[Begin]

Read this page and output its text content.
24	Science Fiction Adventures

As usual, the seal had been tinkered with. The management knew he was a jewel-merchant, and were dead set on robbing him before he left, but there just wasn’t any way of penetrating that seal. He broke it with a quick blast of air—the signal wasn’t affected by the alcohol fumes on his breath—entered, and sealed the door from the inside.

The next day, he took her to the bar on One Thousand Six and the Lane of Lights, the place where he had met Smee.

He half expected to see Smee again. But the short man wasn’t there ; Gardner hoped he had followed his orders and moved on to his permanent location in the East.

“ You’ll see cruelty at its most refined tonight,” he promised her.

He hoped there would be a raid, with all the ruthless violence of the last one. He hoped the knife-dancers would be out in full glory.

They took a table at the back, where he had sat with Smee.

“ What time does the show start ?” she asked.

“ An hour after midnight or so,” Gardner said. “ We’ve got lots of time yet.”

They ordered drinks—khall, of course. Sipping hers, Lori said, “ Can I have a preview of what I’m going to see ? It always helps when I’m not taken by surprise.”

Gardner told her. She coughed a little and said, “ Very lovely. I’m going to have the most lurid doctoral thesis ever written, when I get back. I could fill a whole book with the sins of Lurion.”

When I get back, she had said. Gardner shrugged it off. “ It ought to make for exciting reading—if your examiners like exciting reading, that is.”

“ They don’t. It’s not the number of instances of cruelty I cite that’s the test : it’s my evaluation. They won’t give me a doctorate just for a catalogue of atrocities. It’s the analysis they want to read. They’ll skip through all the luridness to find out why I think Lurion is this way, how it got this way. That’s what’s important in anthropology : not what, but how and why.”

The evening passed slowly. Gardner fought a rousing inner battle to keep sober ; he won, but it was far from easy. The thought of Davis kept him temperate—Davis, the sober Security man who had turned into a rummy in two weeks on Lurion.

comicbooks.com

[End]

## Given exercise
List the lines of the material in which the word "Lurion" occurs.

## Solution to the exercise
Gardner told her. She coughed a little and said, “ Very lovely. I’m going to have the most lurid doctoral thesis ever written, when I get back. I could fill a whole book with the sins of Lurion.”
“ They don’t. It’s not the number of instances of cruelty I cite that’s the test : it’s my evaluation. They won’t give me a doctorate just for a catalogue of atrocities. It’s the analysis they want to read. They’ll skip through all the luridness to find out why I think Lurion is this way, how it got this way. That’s what’s important in anthropology : not what, but how and why.”
The evening passed slowly. Gardner fought a rousing inner battle to keep sober ; he won, but it was far from easy. The thought of Davis kept him temperate—Davis, the sober Security man who had turned into a rummy in two weeks on Lurion.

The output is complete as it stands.